-- RECORDS TO USE start --

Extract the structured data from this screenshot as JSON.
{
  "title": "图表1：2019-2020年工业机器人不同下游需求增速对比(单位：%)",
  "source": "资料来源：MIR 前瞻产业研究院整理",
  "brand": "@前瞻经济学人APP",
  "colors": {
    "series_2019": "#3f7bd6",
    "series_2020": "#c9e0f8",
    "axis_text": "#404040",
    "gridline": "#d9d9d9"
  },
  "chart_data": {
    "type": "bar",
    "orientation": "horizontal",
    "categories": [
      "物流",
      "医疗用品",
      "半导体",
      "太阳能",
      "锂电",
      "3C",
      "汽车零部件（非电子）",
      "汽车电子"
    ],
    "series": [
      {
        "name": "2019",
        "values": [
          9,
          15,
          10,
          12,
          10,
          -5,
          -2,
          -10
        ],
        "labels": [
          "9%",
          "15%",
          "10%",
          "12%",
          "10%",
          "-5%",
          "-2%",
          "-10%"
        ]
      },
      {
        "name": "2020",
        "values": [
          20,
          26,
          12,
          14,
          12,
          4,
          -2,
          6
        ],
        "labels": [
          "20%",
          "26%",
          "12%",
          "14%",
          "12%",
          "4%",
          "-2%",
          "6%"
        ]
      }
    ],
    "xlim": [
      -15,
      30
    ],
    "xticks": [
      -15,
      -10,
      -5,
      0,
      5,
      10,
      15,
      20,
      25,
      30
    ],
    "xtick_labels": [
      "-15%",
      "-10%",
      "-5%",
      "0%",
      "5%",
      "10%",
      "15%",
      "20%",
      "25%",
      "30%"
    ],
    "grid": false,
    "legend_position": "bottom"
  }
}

-- RECORDS TO USE end --

*TASK DIRECTIONS:* Reproduce each entry from the records above, character for character.

*FULL RESPONSE:*
Extract the structured data from this screenshot as JSON.
{
  "title": "图表1：2019-2020年工业机器人不同下游需求增速对比(单位：%)",
  "source": "资料来源：MIR 前瞻产业研究院整理",
  "brand": "@前瞻经济学人APP",
  "colors": {
    "series_2019": "#3f7bd6",
    "series_2020": "#c9e0f8",
    "axis_text": "#404040",
    "gridline": "#d9d9d9"
  },
  "chart_data": {
    "type": "bar",
    "orientation": "horizontal",
    "categories": [
      "物流",
      "医疗用品",
      "半导体",
      "太阳能",
      "锂电",
      "3C",
      "汽车零部件（非电子）",
      "汽车电子"
    ],
    "series": [
      {
        "name": "2019",
        "values": [
          9,
          15,
          10,
          12,
          10,
          -5,
          -2,
          -10
        ],
        "labels": [
          "9%",
          "15%",
          "10%",
          "12%",
          "10%",
          "-5%",
          "-2%",
          "-10%"
        ]
      },
      {
        "name": "2020",
        "values": [
          20,
          26,
          12,
          14,
          12,
          4,
          -2,
          6
        ],
        "labels": [
          "20%",
          "26%",
          "12%",
          "14%",
          "12%",
          "4%",
          "-2%",
          "6%"
        ]
      }
    ],
    "xlim": [
      -15,
      30
    ],
    "xticks": [
      -15,
      -10,
      -5,
      0,
      5,
      10,
      15,
      20,
      25,
      30
    ],
    "xtick_labels": [
      "-15%",
      "-10%",
      "-5%",
      "0%",
      "5%",
      "10%",
      "15%",
      "20%",
      "25%",
      "30%"
    ],
    "grid": false,
    "legend_position": "bottom"
  }
}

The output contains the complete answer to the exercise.